Stored data:
☆ ☆ ☆ ☆
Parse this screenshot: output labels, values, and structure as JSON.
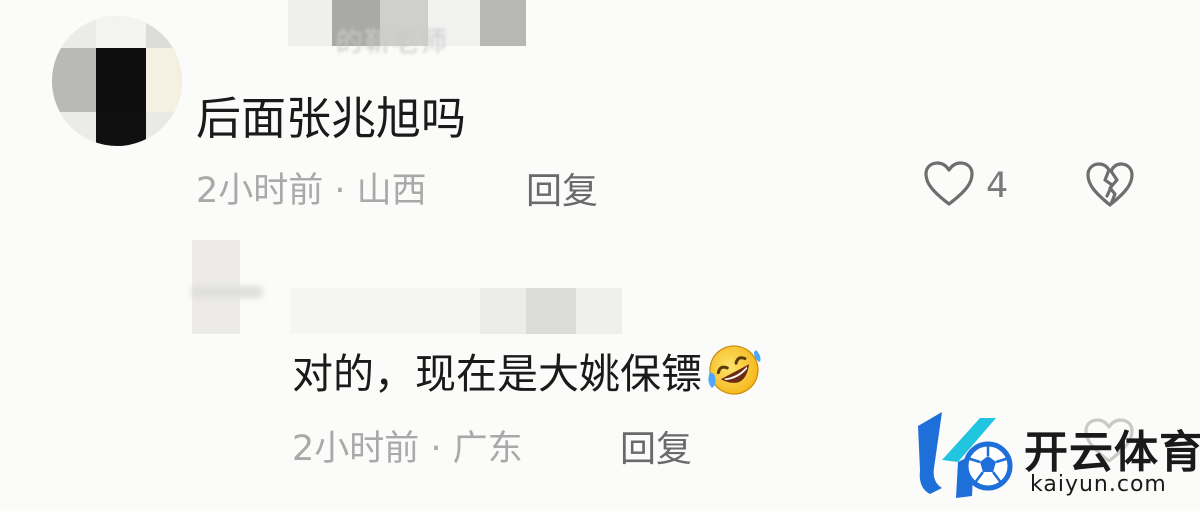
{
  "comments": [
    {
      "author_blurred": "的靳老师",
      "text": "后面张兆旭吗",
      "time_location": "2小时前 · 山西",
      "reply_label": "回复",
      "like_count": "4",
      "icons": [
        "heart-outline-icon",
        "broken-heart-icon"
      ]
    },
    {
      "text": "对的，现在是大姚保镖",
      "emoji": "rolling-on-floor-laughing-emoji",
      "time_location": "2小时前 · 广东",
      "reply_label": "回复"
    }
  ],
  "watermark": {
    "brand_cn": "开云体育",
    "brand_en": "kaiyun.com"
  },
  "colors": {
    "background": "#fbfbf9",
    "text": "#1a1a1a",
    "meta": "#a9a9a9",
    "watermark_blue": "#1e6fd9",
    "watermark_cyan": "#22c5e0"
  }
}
☆ ☆ ☆ ☆
--- WHAT THIS TASK INVOLVES ---
Find every line above that contains the word "text", and return each one.

--- CORRECT RESPONSE ---
      "text": "后面张兆旭吗",
      "text": "对的，现在是大姚保镖",
    "text": "#1a1a1a",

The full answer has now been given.